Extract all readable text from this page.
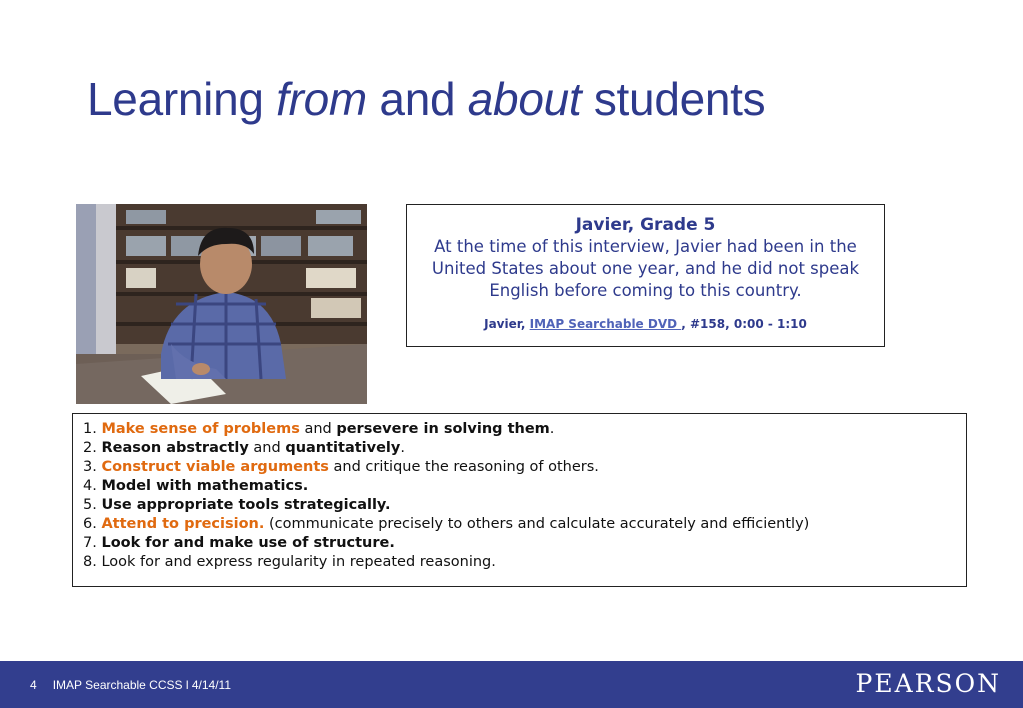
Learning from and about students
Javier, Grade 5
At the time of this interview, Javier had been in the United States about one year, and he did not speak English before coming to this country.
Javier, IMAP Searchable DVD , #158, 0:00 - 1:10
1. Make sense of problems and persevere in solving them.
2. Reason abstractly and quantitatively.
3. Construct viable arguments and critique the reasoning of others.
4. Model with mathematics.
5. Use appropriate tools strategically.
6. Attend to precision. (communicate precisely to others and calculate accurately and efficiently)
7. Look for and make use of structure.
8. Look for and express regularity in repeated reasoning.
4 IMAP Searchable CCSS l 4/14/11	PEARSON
--
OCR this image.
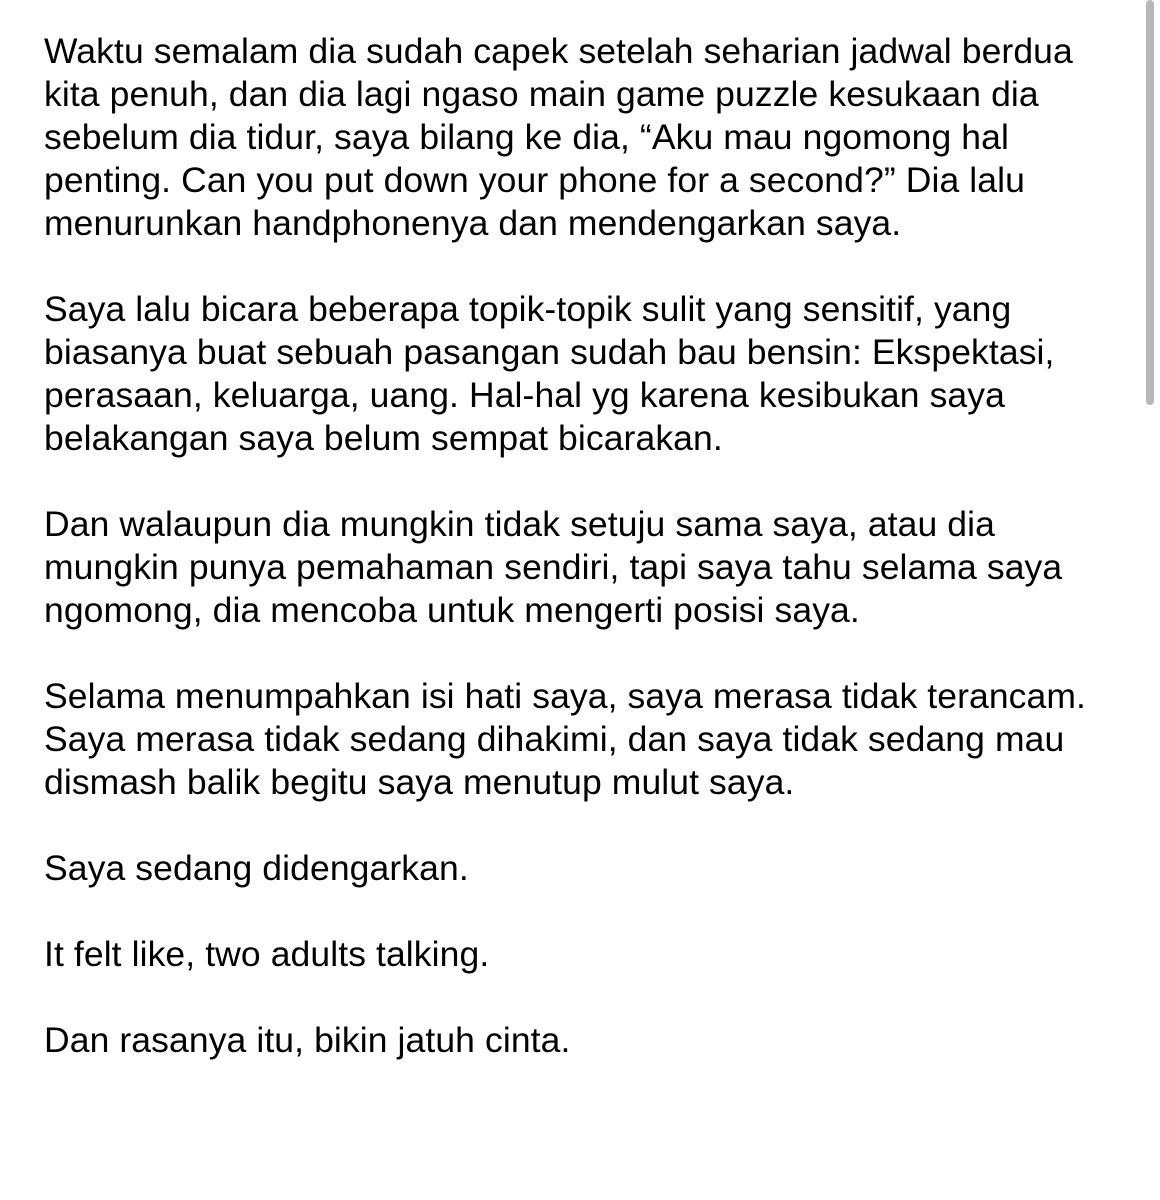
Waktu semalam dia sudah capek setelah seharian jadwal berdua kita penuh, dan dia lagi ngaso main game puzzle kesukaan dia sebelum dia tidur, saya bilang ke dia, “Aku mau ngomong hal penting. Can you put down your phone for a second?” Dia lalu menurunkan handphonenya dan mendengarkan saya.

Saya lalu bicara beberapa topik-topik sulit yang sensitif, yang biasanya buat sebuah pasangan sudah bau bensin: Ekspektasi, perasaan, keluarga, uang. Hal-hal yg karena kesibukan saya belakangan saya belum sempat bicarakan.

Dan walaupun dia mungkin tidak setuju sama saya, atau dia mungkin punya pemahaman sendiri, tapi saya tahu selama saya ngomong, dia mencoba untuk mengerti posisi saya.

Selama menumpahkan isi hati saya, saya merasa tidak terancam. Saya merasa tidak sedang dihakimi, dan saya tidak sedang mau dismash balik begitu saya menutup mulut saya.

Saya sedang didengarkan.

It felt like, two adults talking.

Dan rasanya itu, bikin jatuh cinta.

[Problem statement] Each line that holds the word "others" is to be copied.

[Answer to the exercise]
3. Construct viable arguments and critique the reasoning of others.
6. Attend to precision. (communicate precisely to others and calculate accurately and efficiently)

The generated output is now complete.